DOCUMENT SEGMENT:

+ + + +

THEY are a brave band of men, the divide crossers. On Tuesday night, 20-year-old Liam Burt became the latest member of this exclusive club, scoring the deciding penalty for Celtic’s Under-21 side in a Tunnock’s Caramel Wafer Challenge Cup tie against Queen’s Park. This came a matter of months after being released after a five-year period at Ibrox which saw him play just three times for the Rangers first team.

In fact, young Burt is now an honorary member of this group, having already made two excursions across this most polarised of football cities by the age of 20. He was part of Celtic’s academy system prior to signing for Rangers in 2014, with scouts at Parkhead keeping tabs on him ever since.

Dylan McGeouch is perhaps the case par excellence when it comes to internecine squabbling over a highly-rated young player, a boyhood Celtic fan who left the Parkhead side’s academy for Walter Smith’s Rangers after a family fall-out over his big brother Darren, only to be coaxed back across the city when Neil Lennon turned up in person at his door.

+ + + +

GOAL OF THE EXERCISE: According to the football article, who came to Dylan McGeouch's door in person to bring him back to Celtic? The lines that follow have nothing to do with the football article.

MATERIAL:
+ + + +

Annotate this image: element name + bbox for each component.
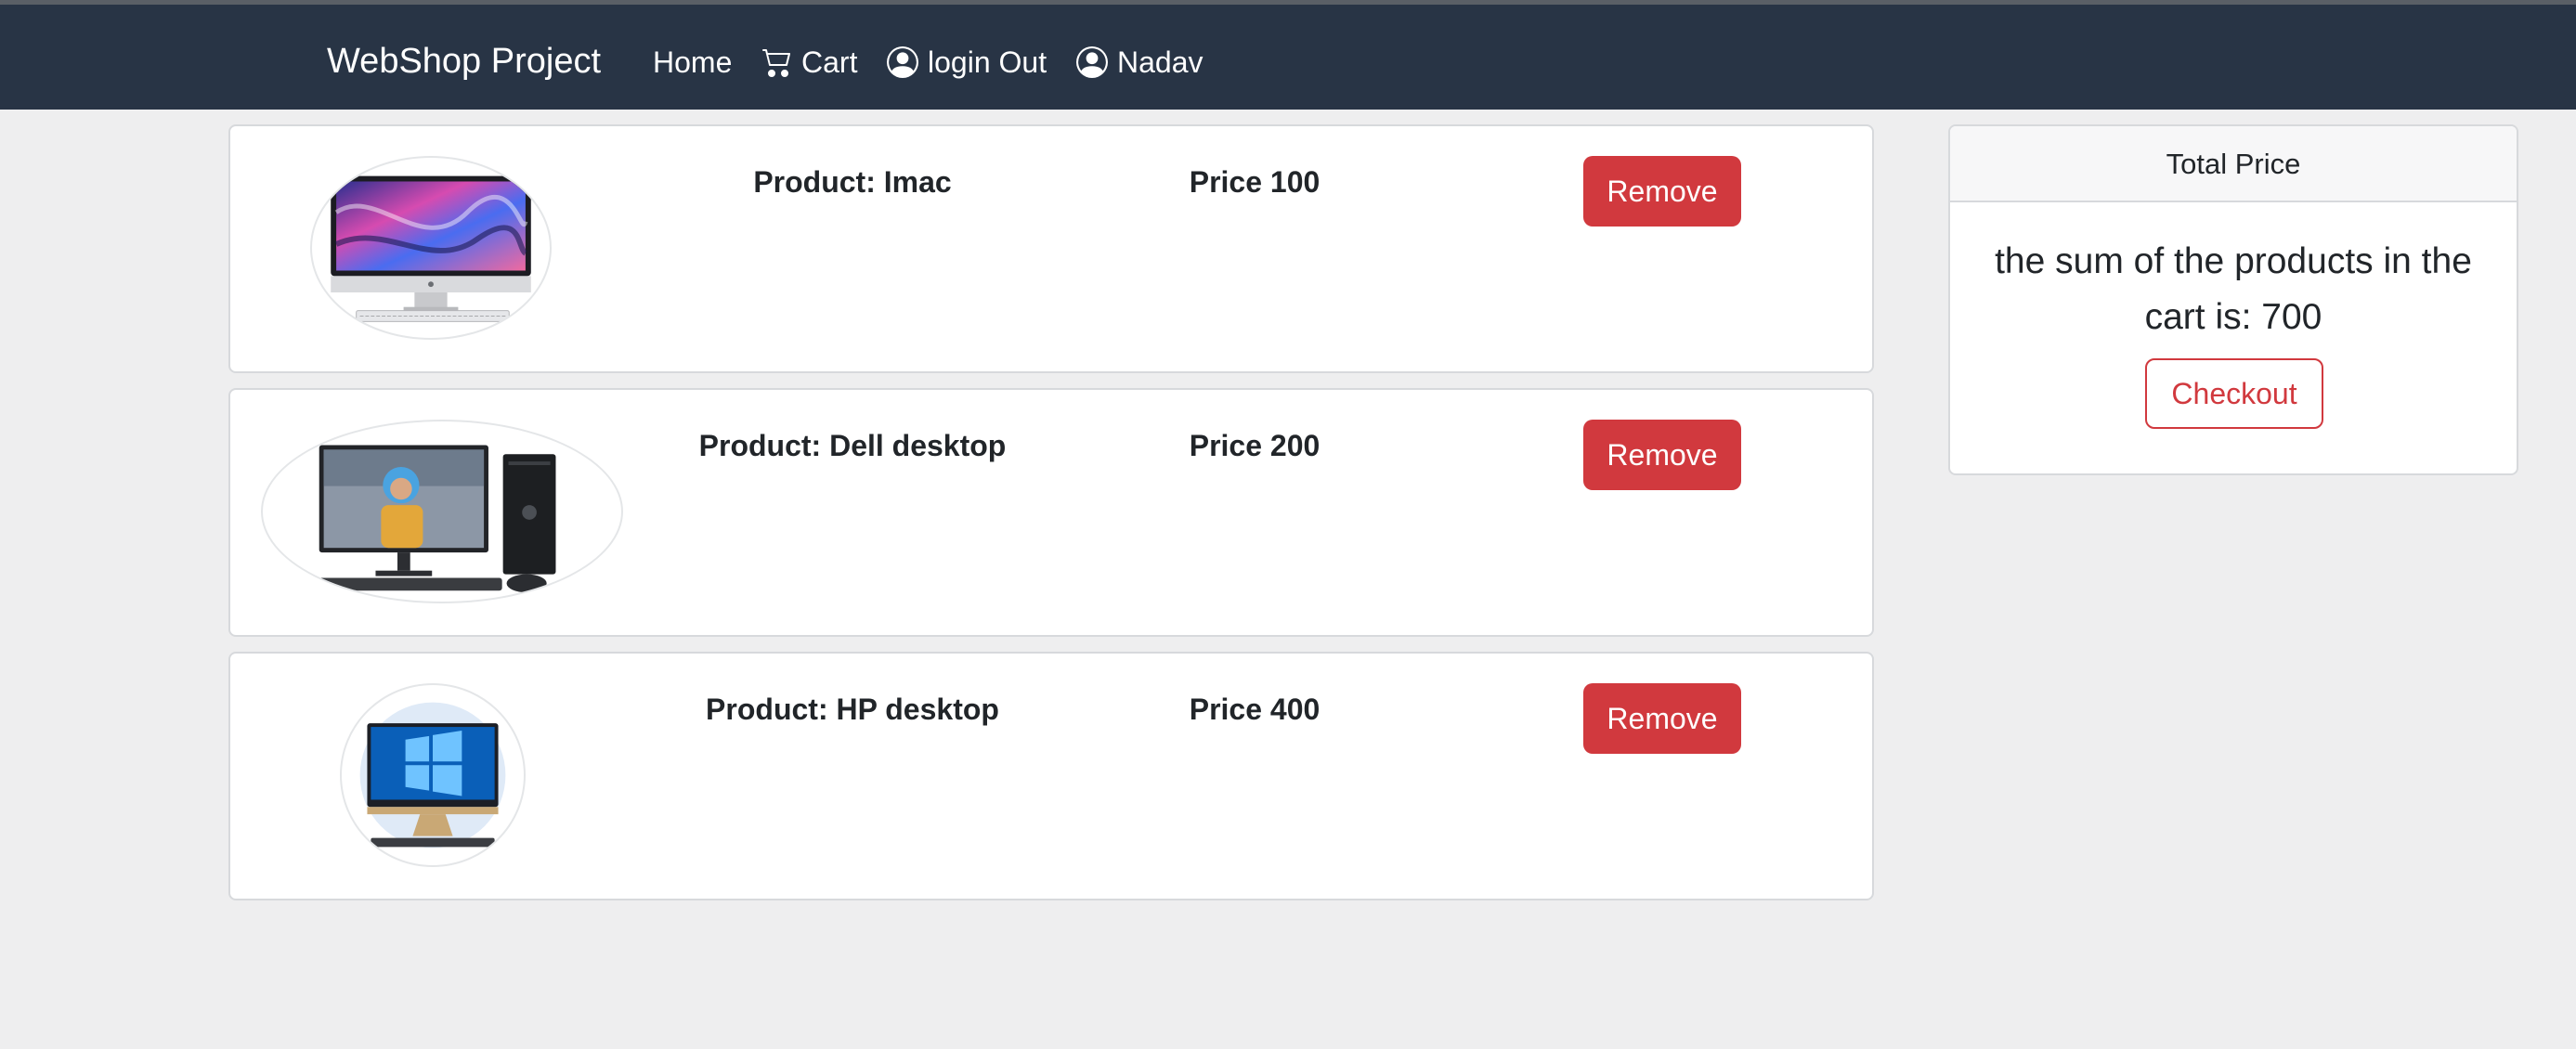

+ + + +

RESULT: Neil Lennon